### Exercise objective:
For the entries that follow, state how many lines include the word "الرسمية", giving the number and nothing else.
══════════════════════════════
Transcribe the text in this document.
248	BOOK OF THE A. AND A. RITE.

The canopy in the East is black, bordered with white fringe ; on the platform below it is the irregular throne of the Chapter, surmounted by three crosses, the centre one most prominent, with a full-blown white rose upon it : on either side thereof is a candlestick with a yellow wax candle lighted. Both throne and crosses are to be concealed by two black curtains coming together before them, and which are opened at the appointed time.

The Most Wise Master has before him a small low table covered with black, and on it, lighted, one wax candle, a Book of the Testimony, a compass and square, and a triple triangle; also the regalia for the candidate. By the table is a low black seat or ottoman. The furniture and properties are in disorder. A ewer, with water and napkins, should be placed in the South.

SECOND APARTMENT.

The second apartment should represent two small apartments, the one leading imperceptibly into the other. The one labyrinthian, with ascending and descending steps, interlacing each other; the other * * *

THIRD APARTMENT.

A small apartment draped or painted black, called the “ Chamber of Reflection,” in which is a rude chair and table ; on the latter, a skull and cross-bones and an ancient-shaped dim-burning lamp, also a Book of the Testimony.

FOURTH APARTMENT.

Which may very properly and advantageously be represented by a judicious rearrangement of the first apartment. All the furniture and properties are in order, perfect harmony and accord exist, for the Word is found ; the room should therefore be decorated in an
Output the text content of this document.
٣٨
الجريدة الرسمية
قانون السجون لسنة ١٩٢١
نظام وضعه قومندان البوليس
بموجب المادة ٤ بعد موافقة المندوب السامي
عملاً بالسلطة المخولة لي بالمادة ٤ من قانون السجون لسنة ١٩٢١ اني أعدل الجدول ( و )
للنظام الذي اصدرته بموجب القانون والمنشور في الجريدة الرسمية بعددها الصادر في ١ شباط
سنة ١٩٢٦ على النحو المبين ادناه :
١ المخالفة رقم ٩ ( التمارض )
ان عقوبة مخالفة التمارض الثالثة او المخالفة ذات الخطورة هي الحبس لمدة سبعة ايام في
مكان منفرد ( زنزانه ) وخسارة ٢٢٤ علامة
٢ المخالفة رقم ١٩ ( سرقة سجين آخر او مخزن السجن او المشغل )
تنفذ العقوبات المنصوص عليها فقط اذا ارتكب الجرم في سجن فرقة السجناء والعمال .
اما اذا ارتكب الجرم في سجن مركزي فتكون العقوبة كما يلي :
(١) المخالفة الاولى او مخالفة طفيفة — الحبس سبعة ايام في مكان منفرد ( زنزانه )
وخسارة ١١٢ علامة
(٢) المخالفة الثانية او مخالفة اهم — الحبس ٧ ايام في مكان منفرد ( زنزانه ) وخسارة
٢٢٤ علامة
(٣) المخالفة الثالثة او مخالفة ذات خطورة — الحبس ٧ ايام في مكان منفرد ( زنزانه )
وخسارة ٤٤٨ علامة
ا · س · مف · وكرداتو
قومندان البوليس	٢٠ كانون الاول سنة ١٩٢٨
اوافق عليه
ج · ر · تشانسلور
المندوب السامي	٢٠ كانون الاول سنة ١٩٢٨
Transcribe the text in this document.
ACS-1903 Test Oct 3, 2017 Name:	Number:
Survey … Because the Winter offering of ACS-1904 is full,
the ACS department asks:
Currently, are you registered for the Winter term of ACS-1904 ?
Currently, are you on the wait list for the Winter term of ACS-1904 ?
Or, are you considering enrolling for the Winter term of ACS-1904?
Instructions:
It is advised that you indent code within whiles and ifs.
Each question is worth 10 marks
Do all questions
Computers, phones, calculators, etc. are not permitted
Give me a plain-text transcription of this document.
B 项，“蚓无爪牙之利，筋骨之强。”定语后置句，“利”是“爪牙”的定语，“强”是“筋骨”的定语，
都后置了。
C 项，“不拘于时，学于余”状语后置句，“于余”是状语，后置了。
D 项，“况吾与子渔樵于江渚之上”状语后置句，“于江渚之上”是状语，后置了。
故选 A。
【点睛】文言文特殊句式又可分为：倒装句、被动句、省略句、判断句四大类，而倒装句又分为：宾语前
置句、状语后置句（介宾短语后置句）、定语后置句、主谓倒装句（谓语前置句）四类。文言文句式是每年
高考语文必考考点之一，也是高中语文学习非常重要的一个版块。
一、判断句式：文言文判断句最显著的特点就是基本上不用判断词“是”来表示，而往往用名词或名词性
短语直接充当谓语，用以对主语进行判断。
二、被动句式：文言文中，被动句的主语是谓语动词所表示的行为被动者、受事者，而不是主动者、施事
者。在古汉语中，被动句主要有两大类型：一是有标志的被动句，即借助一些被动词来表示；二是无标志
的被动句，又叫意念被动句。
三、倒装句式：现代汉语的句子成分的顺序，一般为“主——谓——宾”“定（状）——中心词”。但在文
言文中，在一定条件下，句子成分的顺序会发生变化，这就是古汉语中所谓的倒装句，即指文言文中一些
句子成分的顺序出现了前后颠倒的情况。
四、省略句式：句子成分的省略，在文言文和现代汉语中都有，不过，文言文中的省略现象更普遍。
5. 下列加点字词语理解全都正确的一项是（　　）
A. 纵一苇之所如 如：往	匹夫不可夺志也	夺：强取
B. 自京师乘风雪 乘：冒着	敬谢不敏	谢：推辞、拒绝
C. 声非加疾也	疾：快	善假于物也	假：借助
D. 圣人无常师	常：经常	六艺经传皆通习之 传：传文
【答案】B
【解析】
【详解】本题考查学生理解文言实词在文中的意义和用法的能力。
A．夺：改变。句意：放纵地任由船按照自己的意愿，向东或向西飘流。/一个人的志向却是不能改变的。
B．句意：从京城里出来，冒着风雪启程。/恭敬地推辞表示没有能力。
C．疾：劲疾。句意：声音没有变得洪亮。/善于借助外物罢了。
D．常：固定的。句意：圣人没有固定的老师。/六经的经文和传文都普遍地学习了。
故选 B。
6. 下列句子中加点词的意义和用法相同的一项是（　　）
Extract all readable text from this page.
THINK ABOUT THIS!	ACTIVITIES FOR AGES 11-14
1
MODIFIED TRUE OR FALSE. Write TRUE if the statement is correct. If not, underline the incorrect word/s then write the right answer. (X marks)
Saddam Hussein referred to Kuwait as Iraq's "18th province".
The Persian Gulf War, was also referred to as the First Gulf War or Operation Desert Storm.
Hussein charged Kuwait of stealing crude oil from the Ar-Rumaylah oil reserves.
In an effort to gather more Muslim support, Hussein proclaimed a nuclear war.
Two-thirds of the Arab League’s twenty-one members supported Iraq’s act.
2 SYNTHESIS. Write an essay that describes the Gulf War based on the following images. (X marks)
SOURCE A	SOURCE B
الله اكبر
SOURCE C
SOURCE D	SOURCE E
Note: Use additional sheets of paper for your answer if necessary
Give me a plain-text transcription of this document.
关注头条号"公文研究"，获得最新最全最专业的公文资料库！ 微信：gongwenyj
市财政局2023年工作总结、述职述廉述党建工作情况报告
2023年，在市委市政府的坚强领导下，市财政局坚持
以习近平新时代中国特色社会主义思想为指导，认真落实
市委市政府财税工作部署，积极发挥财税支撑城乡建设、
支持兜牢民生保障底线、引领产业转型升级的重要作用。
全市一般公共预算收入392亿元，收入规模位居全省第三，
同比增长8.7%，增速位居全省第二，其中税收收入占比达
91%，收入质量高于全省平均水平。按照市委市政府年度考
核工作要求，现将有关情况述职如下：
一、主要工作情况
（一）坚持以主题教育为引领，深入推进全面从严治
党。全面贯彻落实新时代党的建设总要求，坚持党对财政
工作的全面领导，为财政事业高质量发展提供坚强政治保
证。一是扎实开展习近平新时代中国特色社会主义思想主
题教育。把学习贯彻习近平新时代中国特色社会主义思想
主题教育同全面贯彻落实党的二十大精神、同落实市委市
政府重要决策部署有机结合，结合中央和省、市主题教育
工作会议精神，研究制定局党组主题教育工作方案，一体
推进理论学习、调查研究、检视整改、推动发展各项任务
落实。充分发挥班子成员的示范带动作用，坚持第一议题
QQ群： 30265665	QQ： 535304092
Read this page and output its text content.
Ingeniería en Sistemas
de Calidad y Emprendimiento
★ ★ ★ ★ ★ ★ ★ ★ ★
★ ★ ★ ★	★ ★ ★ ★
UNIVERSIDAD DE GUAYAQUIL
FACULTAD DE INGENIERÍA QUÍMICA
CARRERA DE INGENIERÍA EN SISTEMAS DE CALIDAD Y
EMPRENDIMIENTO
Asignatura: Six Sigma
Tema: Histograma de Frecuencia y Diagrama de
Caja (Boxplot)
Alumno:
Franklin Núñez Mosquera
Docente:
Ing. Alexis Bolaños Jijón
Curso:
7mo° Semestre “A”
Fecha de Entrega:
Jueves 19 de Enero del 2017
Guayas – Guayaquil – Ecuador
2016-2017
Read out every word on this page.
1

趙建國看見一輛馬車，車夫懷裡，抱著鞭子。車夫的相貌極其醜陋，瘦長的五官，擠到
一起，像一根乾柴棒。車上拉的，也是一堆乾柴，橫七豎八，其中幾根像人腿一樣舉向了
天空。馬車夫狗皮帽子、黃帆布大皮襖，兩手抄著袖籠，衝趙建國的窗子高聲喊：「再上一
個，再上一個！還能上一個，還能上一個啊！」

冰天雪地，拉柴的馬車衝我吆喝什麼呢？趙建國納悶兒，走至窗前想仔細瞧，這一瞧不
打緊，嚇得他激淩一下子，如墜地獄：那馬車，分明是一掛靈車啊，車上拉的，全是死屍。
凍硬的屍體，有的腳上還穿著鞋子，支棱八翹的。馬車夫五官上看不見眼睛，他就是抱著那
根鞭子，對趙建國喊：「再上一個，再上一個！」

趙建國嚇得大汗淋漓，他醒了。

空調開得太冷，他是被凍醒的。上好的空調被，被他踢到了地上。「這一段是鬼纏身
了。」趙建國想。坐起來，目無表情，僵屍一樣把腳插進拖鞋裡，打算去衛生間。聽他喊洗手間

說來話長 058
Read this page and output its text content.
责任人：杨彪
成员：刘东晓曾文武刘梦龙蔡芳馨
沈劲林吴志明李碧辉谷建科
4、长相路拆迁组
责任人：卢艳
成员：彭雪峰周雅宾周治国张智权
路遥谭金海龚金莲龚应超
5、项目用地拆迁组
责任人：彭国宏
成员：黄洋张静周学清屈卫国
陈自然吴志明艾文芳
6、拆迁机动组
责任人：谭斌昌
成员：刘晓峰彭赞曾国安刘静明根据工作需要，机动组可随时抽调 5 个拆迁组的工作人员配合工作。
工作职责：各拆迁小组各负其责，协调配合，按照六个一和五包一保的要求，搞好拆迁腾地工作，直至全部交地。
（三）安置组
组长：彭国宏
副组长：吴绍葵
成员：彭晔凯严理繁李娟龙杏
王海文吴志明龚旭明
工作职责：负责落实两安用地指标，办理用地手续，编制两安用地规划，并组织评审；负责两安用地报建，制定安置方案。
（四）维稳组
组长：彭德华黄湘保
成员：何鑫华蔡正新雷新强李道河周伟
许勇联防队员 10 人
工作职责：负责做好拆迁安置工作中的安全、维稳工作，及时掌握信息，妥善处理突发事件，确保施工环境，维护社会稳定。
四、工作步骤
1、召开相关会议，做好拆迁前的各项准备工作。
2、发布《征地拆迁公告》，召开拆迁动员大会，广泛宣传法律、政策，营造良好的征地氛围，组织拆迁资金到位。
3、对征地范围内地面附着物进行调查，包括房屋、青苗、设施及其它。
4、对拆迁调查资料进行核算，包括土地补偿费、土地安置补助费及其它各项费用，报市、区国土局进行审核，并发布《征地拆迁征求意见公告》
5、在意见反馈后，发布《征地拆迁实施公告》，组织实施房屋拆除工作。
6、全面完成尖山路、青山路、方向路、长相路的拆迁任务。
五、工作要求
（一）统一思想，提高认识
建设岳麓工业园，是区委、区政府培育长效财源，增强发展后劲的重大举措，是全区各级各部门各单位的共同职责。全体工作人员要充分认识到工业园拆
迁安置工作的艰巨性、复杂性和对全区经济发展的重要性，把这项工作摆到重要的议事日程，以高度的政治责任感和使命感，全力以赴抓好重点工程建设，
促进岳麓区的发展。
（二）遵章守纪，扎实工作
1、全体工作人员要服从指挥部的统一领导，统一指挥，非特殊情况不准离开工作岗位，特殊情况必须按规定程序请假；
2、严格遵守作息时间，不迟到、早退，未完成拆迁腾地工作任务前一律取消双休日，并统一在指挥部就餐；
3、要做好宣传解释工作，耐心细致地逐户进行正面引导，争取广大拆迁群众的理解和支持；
══════════════════════════════
### Task answer:
2